- _LISTED ENTRIES_
···

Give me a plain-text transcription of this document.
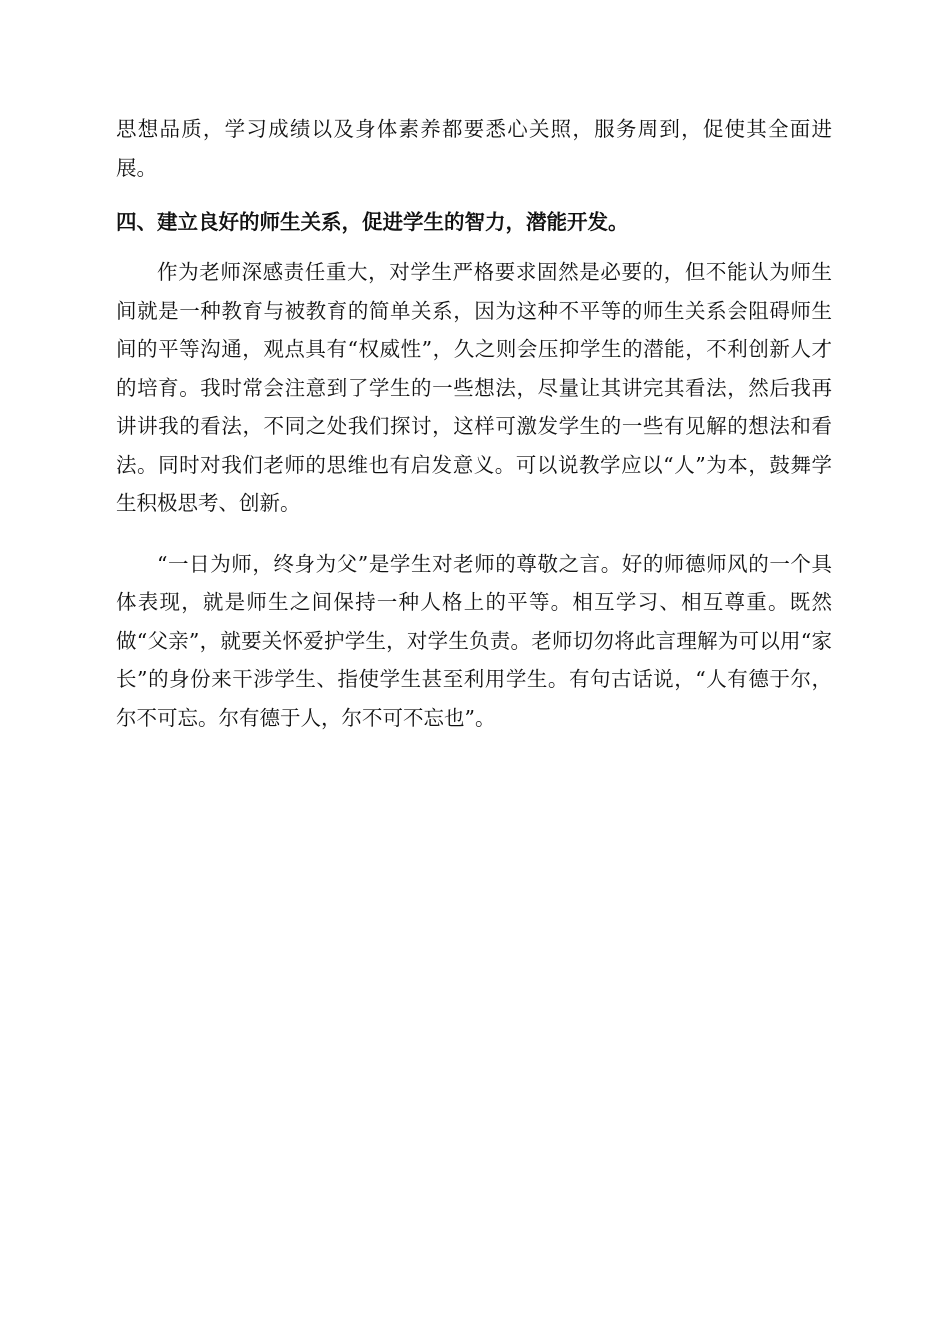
思想品质，学习成绩以及身体素养都要悉心关照，服务周到，促使其全面进展。

四、建立良好的师生关系，促进学生的智力，潜能开发。

作为老师深感责任重大，对学生严格要求固然是必要的，但不能认为师生间就是一种教育与被教育的简单关系，因为这种不平等的师生关系会阻碍师生间的平等沟通，观点具有“权威性”，久之则会压抑学生的潜能，不利创新人才的培育。我时常会注意到了学生的一些想法，尽量让其讲完其看法，然后我再讲讲我的看法，不同之处我们探讨，这样可激发学生的一些有见解的想法和看法。同时对我们老师的思维也有启发意义。可以说教学应以“人”为本，鼓舞学生积极思考、创新。

“一日为师，终身为父”是学生对老师的尊敬之言。好的师德师风的一个具体表现，就是师生之间保持一种人格上的平等。相互学习、相互尊重。既然做“父亲”，就要关怀爱护学生，对学生负责。老师切勿将此言理解为可以用“家长”的身份来干涉学生、指使学生甚至利用学生。有句古话说，“人有德于尔，尔不可忘。尔有德于人，尔不可不忘也”。
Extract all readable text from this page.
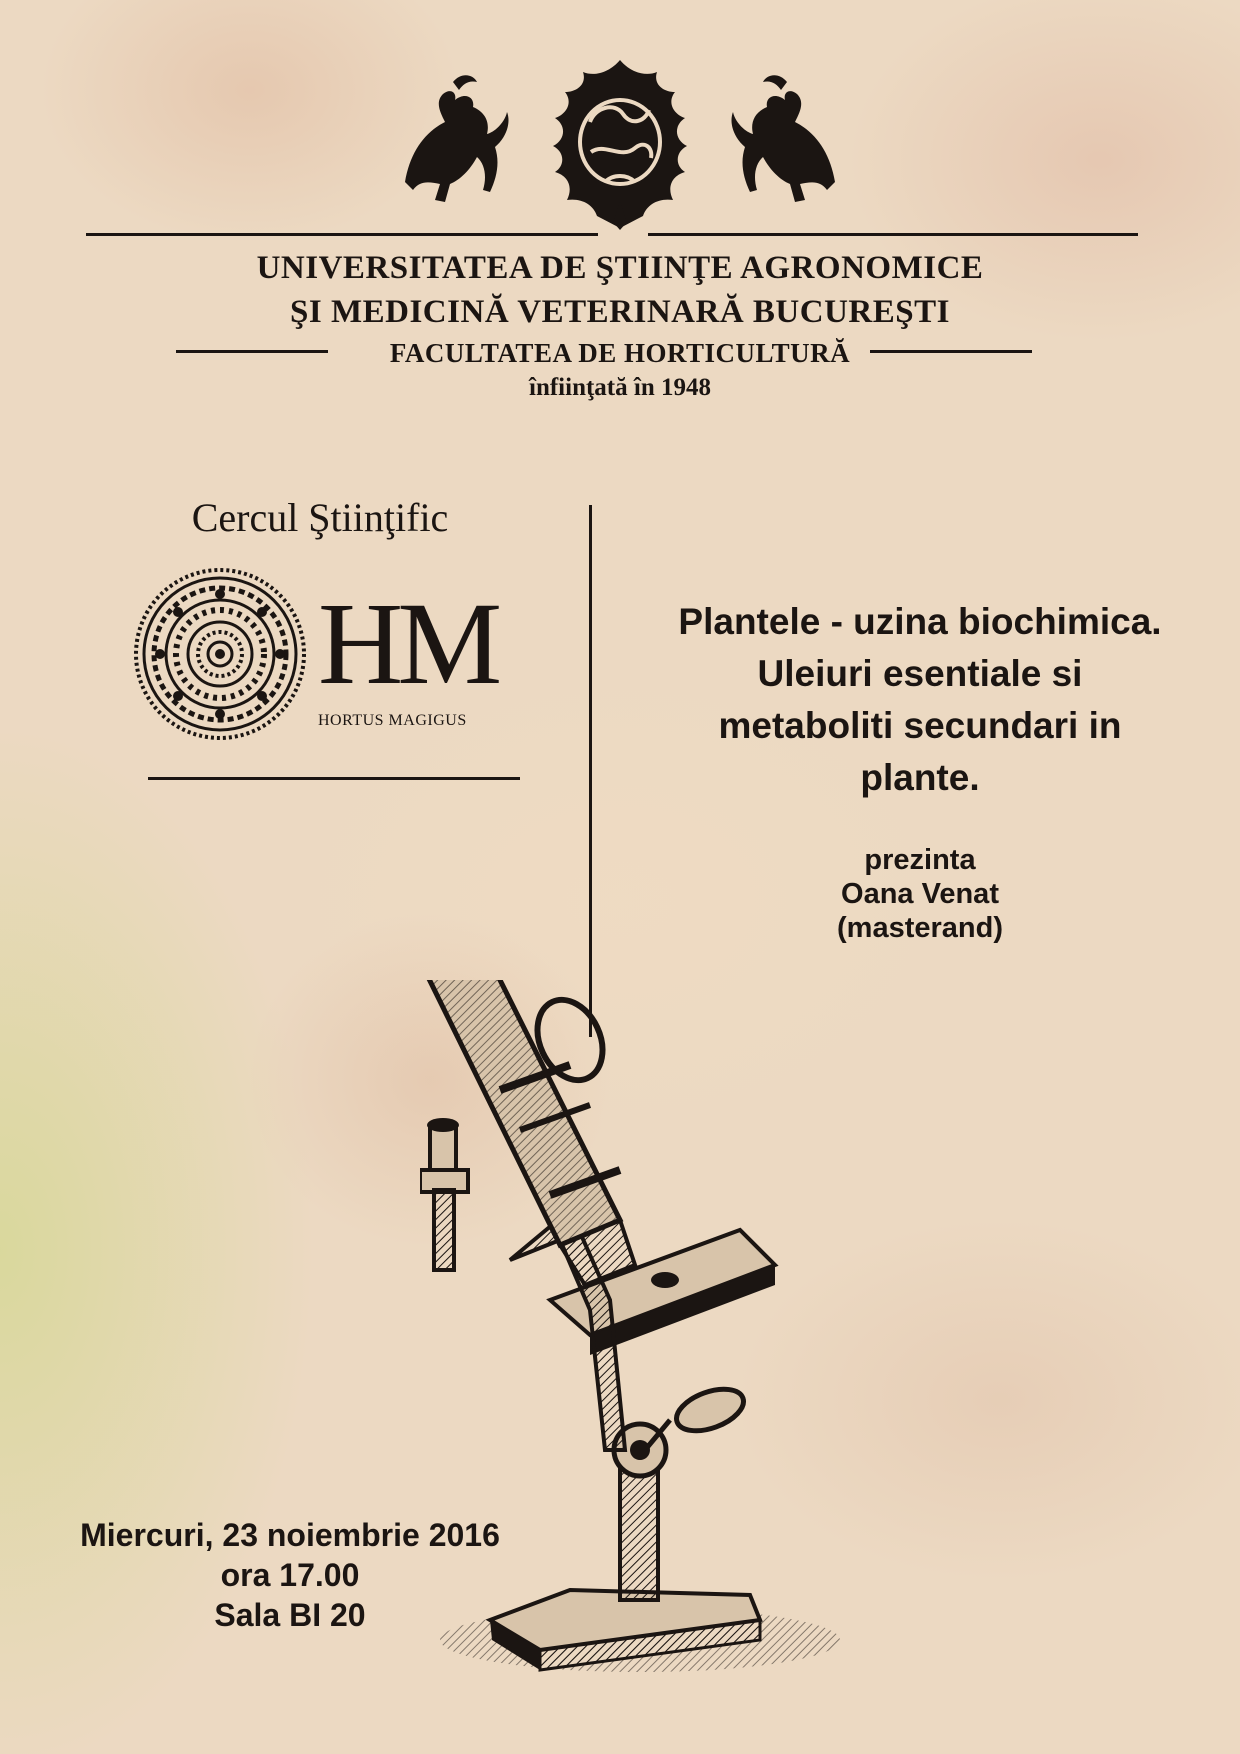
UNIVERSITATEA DE ŞTIINŢE AGRONOMICE
ŞI MEDICINĂ VETERINARĂ BUCUREŞTI
FACULTATEA DE HORTICULTURĂ
înfiinţată în 1948
Cercul Ştiinţific
HM
HORTUS MAGIGUS
Plantele - uzina biochimica.
Uleiuri esentiale si
metaboliti secundari in
plante.
prezinta
Oana Venat
(masterand)
Miercuri, 23 noiembrie 2016
ora 17.00
Sala BI 20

···

Pictures are excluded; copy all other data exactly as shown.

- _RESULT OF THE TASK_
Give me a plain-text transcription of this document.
思想品质，学习成绩以及身体素养都要悉心关照，服务周到，促使其全面进展。

四、建立良好的师生关系，促进学生的智力，潜能开发。

作为老师深感责任重大，对学生严格要求固然是必要的，但不能认为师生间就是一种教育与被教育的简单关系，因为这种不平等的师生关系会阻碍师生间的平等沟通，观点具有“权威性”，久之则会压抑学生的潜能，不利创新人才的培育。我时常会注意到了学生的一些想法，尽量让其讲完其看法，然后我再讲讲我的看法，不同之处我们探讨，这样可激发学生的一些有见解的想法和看法。同时对我们老师的思维也有启发意义。可以说教学应以“人”为本，鼓舞学生积极思考、创新。

“一日为师，终身为父”是学生对老师的尊敬之言。好的师德师风的一个具体表现，就是师生之间保持一种人格上的平等。相互学习、相互尊重。既然做“父亲”，就要关怀爱护学生，对学生负责。老师切勿将此言理解为可以用“家长”的身份来干涉学生、指使学生甚至利用学生。有句古话说，“人有德于尔，尔不可忘。尔有德于人，尔不可不忘也”。
Extract all readable text from this page.
UNIVERSITATEA DE ŞTIINŢE AGRONOMICE
ŞI MEDICINĂ VETERINARĂ BUCUREŞTI
FACULTATEA DE HORTICULTURĂ
înfiinţată în 1948
Cercul Ştiinţific
HM
HORTUS MAGIGUS
Plantele - uzina biochimica.
Uleiuri esentiale si
metaboliti secundari in
plante.
prezinta
Oana Venat
(masterand)
Miercuri, 23 noiembrie 2016
ora 17.00
Sala BI 20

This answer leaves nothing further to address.